### EXERCISE INPUTS
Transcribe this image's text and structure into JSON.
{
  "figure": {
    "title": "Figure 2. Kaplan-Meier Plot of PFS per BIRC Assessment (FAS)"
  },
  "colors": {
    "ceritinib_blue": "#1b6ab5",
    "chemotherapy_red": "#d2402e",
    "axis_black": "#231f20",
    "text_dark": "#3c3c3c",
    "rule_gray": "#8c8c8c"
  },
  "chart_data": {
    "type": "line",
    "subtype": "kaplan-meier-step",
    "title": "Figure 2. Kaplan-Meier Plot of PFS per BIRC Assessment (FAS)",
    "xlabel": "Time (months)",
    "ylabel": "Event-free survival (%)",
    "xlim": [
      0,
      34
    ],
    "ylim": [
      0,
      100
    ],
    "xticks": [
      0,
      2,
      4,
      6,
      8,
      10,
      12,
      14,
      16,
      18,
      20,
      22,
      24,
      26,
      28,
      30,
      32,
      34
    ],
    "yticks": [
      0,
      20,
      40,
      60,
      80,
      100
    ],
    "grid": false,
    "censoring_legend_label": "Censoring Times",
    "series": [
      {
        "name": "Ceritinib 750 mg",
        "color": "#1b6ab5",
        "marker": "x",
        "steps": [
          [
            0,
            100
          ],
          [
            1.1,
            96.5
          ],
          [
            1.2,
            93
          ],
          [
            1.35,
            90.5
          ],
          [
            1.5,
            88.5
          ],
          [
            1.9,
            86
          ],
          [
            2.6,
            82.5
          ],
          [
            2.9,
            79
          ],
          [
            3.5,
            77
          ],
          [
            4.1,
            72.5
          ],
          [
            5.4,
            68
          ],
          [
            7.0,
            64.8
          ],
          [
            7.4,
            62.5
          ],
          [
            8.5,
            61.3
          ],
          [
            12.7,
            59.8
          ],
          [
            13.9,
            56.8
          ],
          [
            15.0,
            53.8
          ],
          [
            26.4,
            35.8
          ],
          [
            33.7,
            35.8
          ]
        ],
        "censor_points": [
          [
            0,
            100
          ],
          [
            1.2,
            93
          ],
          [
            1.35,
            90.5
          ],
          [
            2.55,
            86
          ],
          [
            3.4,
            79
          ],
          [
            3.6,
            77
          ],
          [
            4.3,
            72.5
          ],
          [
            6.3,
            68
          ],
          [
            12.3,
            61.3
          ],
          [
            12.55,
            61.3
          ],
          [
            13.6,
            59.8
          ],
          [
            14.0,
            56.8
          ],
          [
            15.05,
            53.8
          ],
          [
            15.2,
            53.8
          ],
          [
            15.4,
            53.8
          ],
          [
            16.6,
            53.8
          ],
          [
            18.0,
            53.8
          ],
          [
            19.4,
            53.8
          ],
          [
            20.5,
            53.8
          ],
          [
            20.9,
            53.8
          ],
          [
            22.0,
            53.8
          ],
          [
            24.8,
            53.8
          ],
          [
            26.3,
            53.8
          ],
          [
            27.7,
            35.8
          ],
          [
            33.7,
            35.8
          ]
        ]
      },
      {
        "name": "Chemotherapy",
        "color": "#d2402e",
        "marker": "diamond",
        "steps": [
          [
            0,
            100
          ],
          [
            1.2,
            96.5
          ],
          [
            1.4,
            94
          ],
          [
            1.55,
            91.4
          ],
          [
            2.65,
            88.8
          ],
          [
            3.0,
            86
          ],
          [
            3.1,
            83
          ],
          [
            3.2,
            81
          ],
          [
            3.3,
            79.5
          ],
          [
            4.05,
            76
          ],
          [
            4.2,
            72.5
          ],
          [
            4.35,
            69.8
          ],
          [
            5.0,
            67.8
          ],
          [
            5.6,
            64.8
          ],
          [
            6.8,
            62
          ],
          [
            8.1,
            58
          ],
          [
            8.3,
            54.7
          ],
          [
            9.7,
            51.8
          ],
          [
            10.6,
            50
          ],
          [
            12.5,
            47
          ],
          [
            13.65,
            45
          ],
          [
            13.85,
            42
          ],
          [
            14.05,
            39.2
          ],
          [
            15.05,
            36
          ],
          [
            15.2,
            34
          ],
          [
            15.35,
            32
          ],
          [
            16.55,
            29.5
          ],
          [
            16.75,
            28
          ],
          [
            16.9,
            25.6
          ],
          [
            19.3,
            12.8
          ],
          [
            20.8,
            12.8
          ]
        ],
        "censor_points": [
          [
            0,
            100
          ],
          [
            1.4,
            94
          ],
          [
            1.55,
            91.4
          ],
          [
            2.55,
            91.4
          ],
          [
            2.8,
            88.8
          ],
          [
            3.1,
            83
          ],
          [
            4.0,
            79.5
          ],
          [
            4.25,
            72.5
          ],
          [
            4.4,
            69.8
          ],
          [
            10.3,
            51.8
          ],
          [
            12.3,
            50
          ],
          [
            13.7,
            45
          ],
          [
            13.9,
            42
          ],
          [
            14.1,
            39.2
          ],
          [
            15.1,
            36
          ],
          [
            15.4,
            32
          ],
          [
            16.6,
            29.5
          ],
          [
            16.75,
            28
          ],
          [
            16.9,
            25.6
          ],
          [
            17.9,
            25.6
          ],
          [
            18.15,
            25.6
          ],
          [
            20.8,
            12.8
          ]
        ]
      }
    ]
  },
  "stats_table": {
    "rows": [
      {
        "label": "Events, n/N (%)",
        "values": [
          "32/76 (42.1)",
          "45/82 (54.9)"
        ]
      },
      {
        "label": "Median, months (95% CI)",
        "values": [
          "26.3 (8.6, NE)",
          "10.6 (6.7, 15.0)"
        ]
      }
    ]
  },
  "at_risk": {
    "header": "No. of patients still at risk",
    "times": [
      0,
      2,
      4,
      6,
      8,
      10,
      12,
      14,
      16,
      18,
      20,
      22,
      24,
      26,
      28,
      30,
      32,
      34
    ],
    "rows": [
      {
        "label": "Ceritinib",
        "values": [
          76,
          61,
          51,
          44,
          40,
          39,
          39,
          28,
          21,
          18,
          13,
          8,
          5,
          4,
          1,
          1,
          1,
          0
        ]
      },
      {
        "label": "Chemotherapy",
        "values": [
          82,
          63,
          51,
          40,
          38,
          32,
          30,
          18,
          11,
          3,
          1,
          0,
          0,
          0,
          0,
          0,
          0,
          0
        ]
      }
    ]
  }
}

### WHAT YOU SHOULD DO
All of the data is to be transcribed exactly as written.

### WORKED SOLUTION
Transcribe this image's text and structure into JSON.
{
  "figure": {
    "title": "Figure 2. Kaplan-Meier Plot of PFS per BIRC Assessment (FAS)"
  },
  "colors": {
    "ceritinib_blue": "#1b6ab5",
    "chemotherapy_red": "#d2402e",
    "axis_black": "#231f20",
    "text_dark": "#3c3c3c",
    "rule_gray": "#8c8c8c"
  },
  "chart_data": {
    "type": "line",
    "subtype": "kaplan-meier-step",
    "title": "Figure 2. Kaplan-Meier Plot of PFS per BIRC Assessment (FAS)",
    "xlabel": "Time (months)",
    "ylabel": "Event-free survival (%)",
    "xlim": [
      0,
      34
    ],
    "ylim": [
      0,
      100
    ],
    "xticks": [
      0,
      2,
      4,
      6,
      8,
      10,
      12,
      14,
      16,
      18,
      20,
      22,
      24,
      26,
      28,
      30,
      32,
      34
    ],
    "yticks": [
      0,
      20,
      40,
      60,
      80,
      100
    ],
    "grid": false,
    "censoring_legend_label": "Censoring Times",
    "series": [
      {
        "name": "Ceritinib 750 mg",
        "color": "#1b6ab5",
        "marker": "x",
        "steps": [
          [
            0,
            100
          ],
          [
            1.1,
            96.5
          ],
          [
            1.2,
            93
          ],
          [
            1.35,
            90.5
          ],
          [
            1.5,
            88.5
          ],
          [
            1.9,
            86
          ],
          [
            2.6,
            82.5
          ],
          [
            2.9,
            79
          ],
          [
            3.5,
            77
          ],
          [
            4.1,
            72.5
          ],
          [
            5.4,
            68
          ],
          [
            7.0,
            64.8
          ],
          [
            7.4,
            62.5
          ],
          [
            8.5,
            61.3
          ],
          [
            12.7,
            59.8
          ],
          [
            13.9,
            56.8
          ],
          [
            15.0,
            53.8
          ],
          [
            26.4,
            35.8
          ],
          [
            33.7,
            35.8
          ]
        ],
        "censor_points": [
          [
            0,
            100
          ],
          [
            1.2,
            93
          ],
          [
            1.35,
            90.5
          ],
          [
            2.55,
            86
          ],
          [
            3.4,
            79
          ],
          [
            3.6,
            77
          ],
          [
            4.3,
            72.5
          ],
          [
            6.3,
            68
          ],
          [
            12.3,
            61.3
          ],
          [
            12.55,
            61.3
          ],
          [
            13.6,
            59.8
          ],
          [
            14.0,
            56.8
          ],
          [
            15.05,
            53.8
          ],
          [
            15.2,
            53.8
          ],
          [
            15.4,
            53.8
          ],
          [
            16.6,
            53.8
          ],
          [
            18.0,
            53.8
          ],
          [
            19.4,
            53.8
          ],
          [
            20.5,
            53.8
          ],
          [
            20.9,
            53.8
          ],
          [
            22.0,
            53.8
          ],
          [
            24.8,
            53.8
          ],
          [
            26.3,
            53.8
          ],
          [
            27.7,
            35.8
          ],
          [
            33.7,
            35.8
          ]
        ]
      },
      {
        "name": "Chemotherapy",
        "color": "#d2402e",
        "marker": "diamond",
        "steps": [
          [
            0,
            100
          ],
          [
            1.2,
            96.5
          ],
          [
            1.4,
            94
          ],
          [
            1.55,
            91.4
          ],
          [
            2.65,
            88.8
          ],
          [
            3.0,
            86
          ],
          [
            3.1,
            83
          ],
          [
            3.2,
            81
          ],
          [
            3.3,
            79.5
          ],
          [
            4.05,
            76
          ],
          [
            4.2,
            72.5
          ],
          [
            4.35,
            69.8
          ],
          [
            5.0,
            67.8
          ],
          [
            5.6,
            64.8
          ],
          [
            6.8,
            62
          ],
          [
            8.1,
            58
          ],
          [
            8.3,
            54.7
          ],
          [
            9.7,
            51.8
          ],
          [
            10.6,
            50
          ],
          [
            12.5,
            47
          ],
          [
            13.65,
            45
          ],
          [
            13.85,
            42
          ],
          [
            14.05,
            39.2
          ],
          [
            15.05,
            36
          ],
          [
            15.2,
            34
          ],
          [
            15.35,
            32
          ],
          [
            16.55,
            29.5
          ],
          [
            16.75,
            28
          ],
          [
            16.9,
            25.6
          ],
          [
            19.3,
            12.8
          ],
          [
            20.8,
            12.8
          ]
        ],
        "censor_points": [
          [
            0,
            100
          ],
          [
            1.4,
            94
          ],
          [
            1.55,
            91.4
          ],
          [
            2.55,
            91.4
          ],
          [
            2.8,
            88.8
          ],
          [
            3.1,
            83
          ],
          [
            4.0,
            79.5
          ],
          [
            4.25,
            72.5
          ],
          [
            4.4,
            69.8
          ],
          [
            10.3,
            51.8
          ],
          [
            12.3,
            50
          ],
          [
            13.7,
            45
          ],
          [
            13.9,
            42
          ],
          [
            14.1,
            39.2
          ],
          [
            15.1,
            36
          ],
          [
            15.4,
            32
          ],
          [
            16.6,
            29.5
          ],
          [
            16.75,
            28
          ],
          [
            16.9,
            25.6
          ],
          [
            17.9,
            25.6
          ],
          [
            18.15,
            25.6
          ],
          [
            20.8,
            12.8
          ]
        ]
      }
    ]
  },
  "stats_table": {
    "rows": [
      {
        "label": "Events, n/N (%)",
        "values": [
          "32/76 (42.1)",
          "45/82 (54.9)"
        ]
      },
      {
        "label": "Median, months (95% CI)",
        "values": [
          "26.3 (8.6, NE)",
          "10.6 (6.7, 15.0)"
        ]
      }
    ]
  },
  "at_risk": {
    "header": "No. of patients still at risk",
    "times": [
      0,
      2,
      4,
      6,
      8,
      10,
      12,
      14,
      16,
      18,
      20,
      22,
      24,
      26,
      28,
      30,
      32,
      34
    ],
    "rows": [
      {
        "label": "Ceritinib",
        "values": [
          76,
          61,
          51,
          44,
          40,
          39,
          39,
          28,
          21,
          18,
          13,
          8,
          5,
          4,
          1,
          1,
          1,
          0
        ]
      },
      {
        "label": "Chemotherapy",
        "values": [
          82,
          63,
          51,
          40,
          38,
          32,
          30,
          18,
          11,
          3,
          1,
          0,
          0,
          0,
          0,
          0,
          0,
          0
        ]
      }
    ]
  }
}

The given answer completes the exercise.